## [Task]
Gather each line of the entries below that includes "structured".

## [Provided data]
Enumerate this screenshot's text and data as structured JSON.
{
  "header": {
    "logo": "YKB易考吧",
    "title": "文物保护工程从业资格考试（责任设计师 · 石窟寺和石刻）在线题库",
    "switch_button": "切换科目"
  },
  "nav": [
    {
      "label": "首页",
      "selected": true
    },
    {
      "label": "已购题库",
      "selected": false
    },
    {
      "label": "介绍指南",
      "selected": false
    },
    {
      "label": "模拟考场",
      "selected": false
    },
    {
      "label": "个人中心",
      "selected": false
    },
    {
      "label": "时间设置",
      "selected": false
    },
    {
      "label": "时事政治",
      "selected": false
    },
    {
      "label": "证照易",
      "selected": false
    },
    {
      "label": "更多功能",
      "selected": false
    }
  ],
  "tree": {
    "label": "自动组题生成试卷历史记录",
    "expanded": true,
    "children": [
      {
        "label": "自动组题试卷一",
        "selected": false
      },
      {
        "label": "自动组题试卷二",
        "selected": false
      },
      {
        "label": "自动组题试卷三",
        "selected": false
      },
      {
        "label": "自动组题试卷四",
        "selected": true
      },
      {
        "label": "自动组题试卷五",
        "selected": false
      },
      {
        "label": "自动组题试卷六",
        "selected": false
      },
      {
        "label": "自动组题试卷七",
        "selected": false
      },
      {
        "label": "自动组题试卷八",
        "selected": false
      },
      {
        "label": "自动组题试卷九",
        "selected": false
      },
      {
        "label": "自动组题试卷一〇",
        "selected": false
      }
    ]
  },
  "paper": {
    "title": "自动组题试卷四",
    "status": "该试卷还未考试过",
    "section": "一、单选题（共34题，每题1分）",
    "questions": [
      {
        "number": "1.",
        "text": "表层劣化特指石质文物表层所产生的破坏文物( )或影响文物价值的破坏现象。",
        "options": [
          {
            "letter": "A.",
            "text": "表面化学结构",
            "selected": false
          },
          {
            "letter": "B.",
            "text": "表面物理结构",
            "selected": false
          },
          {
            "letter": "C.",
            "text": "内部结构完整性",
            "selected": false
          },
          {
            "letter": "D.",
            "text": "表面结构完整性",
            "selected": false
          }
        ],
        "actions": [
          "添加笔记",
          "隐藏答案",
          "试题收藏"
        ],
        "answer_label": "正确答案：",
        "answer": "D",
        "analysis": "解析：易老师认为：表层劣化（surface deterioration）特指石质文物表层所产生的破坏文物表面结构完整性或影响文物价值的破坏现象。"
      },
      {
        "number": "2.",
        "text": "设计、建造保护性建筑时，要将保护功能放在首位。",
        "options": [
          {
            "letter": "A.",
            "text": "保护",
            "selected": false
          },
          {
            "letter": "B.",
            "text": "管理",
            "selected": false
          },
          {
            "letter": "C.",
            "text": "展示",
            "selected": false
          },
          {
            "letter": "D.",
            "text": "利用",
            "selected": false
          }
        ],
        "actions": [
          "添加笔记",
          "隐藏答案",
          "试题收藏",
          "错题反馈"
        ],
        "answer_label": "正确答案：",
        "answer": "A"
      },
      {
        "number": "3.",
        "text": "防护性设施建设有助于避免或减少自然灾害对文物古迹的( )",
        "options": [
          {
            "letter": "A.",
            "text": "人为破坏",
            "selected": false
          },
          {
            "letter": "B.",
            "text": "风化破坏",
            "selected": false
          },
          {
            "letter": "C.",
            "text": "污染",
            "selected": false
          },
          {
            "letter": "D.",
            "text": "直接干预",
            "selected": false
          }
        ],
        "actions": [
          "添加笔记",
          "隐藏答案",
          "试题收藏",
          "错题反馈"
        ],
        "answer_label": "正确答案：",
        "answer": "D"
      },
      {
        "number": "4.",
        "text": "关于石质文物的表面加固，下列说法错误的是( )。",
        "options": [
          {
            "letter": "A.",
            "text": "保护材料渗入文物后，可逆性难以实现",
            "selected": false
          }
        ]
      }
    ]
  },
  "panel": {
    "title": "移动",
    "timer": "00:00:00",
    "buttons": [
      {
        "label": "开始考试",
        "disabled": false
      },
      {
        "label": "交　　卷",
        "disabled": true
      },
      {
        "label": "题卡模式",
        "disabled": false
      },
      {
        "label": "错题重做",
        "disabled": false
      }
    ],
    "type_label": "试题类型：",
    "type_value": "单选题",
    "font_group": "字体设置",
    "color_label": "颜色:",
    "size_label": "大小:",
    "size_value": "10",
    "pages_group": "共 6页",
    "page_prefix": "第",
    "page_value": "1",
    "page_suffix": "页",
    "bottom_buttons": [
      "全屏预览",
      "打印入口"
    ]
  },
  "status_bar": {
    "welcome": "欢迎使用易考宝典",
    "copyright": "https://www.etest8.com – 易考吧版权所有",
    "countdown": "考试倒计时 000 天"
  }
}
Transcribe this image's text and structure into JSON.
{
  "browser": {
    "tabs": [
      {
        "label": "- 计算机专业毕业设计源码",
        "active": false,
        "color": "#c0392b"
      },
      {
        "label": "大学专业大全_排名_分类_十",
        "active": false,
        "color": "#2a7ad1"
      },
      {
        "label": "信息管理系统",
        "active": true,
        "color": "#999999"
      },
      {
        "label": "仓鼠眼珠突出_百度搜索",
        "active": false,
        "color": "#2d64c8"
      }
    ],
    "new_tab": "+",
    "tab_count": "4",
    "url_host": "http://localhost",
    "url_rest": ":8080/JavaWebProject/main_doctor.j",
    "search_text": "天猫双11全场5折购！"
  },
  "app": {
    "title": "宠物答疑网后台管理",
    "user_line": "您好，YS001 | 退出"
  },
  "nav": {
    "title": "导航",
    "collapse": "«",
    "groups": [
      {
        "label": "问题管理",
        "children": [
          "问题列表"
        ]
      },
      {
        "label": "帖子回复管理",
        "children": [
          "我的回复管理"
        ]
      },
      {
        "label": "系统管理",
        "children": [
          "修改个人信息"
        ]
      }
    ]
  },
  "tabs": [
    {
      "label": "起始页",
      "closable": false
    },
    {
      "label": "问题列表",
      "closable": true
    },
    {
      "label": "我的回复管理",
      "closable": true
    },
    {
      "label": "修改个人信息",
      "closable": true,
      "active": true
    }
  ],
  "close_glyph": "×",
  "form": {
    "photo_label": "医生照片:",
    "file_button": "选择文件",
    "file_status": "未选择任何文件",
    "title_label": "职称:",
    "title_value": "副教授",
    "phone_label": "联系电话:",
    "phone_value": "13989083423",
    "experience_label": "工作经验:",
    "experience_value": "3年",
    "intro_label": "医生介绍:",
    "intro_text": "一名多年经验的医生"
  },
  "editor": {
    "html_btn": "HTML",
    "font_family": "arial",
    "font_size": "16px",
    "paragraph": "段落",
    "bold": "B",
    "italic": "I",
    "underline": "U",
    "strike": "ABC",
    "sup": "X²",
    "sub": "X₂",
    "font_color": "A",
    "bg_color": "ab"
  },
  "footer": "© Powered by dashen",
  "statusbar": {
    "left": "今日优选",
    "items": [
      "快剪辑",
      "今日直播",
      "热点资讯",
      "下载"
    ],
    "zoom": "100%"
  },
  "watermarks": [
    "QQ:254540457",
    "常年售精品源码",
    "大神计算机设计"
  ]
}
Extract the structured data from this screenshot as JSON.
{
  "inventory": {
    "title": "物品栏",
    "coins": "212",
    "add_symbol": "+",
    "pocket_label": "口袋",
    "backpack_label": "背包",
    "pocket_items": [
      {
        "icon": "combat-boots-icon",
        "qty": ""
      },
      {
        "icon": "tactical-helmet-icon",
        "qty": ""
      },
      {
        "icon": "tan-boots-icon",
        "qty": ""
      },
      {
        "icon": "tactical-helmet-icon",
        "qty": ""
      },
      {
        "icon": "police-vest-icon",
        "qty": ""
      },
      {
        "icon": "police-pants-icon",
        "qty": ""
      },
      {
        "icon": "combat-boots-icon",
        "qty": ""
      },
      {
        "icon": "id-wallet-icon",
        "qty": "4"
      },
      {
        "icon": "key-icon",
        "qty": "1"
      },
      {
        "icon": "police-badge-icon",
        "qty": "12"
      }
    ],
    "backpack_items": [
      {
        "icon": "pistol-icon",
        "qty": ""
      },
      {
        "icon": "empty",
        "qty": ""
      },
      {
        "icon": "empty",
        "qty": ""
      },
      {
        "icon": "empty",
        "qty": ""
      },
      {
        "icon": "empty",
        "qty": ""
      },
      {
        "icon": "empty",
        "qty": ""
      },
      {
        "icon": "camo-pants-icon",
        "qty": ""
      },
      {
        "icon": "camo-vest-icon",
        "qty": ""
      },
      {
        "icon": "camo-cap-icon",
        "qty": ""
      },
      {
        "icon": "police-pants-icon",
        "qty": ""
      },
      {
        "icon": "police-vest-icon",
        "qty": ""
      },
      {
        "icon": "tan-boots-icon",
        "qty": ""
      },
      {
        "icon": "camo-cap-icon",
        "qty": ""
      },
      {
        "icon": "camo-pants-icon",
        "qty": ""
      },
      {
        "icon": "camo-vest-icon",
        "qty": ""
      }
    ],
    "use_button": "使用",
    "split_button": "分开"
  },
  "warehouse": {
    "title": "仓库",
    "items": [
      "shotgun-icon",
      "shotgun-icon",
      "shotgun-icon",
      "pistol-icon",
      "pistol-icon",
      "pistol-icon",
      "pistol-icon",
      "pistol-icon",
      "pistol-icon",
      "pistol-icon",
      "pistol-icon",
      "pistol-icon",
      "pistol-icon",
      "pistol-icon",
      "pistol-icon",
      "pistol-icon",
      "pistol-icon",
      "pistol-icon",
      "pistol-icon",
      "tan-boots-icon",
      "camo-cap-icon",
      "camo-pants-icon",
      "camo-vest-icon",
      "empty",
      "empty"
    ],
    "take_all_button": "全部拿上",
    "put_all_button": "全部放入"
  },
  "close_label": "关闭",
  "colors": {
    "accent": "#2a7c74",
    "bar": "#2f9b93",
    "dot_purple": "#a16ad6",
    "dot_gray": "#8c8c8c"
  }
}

## [Answer for the task]
Enumerate this screenshot's text and data as structured JSON.
Extract the structured data from this screenshot as JSON.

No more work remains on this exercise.